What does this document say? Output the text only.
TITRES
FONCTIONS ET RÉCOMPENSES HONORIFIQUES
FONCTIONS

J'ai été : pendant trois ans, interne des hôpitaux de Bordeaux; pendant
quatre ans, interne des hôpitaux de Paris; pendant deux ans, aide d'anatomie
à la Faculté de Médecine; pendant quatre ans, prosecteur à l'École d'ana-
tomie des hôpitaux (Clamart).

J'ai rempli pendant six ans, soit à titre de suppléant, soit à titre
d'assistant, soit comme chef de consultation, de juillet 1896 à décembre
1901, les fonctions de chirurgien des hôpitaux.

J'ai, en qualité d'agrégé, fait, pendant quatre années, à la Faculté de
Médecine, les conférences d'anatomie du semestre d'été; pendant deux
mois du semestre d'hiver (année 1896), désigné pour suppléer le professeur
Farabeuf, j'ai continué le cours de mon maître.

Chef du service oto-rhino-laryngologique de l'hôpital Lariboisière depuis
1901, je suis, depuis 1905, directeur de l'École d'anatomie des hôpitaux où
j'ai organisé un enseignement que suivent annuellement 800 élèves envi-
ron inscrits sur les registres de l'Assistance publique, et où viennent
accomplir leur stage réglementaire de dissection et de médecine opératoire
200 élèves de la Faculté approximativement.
+ + +
-- Goal of the exercise --
Please reproduce all of the entries exactly as they stand.

-- Result of this task --
What does this document say? Output the text only.
TITRES
FONCTIONS ET RÉCOMPENSES HONORIFIQUES
FONCTIONS

J'ai été : pendant trois ans, interne des hôpitaux de Bordeaux; pendant
quatre ans, interne des hôpitaux de Paris; pendant deux ans, aide d'anatomie
à la Faculté de Médecine; pendant quatre ans, prosecteur à l'École d'ana-
tomie des hôpitaux (Clamart).

J'ai rempli pendant six ans, soit à titre de suppléant, soit à titre
d'assistant, soit comme chef de consultation, de juillet 1896 à décembre
1901, les fonctions de chirurgien des hôpitaux.

J'ai, en qualité d'agrégé, fait, pendant quatre années, à la Faculté de
Médecine, les conférences d'anatomie du semestre d'été; pendant deux
mois du semestre d'hiver (année 1896), désigné pour suppléer le professeur
Farabeuf, j'ai continué le cours de mon maître.

Chef du service oto-rhino-laryngologique de l'hôpital Lariboisière depuis
1901, je suis, depuis 1905, directeur de l'École d'anatomie des hôpitaux où
j'ai organisé un enseignement que suivent annuellement 800 élèves envi-
ron inscrits sur les registres de l'Assistance publique, et où viennent
accomplir leur stage réglementaire de dissection et de médecine opératoire
200 élèves de la Faculté approximativement.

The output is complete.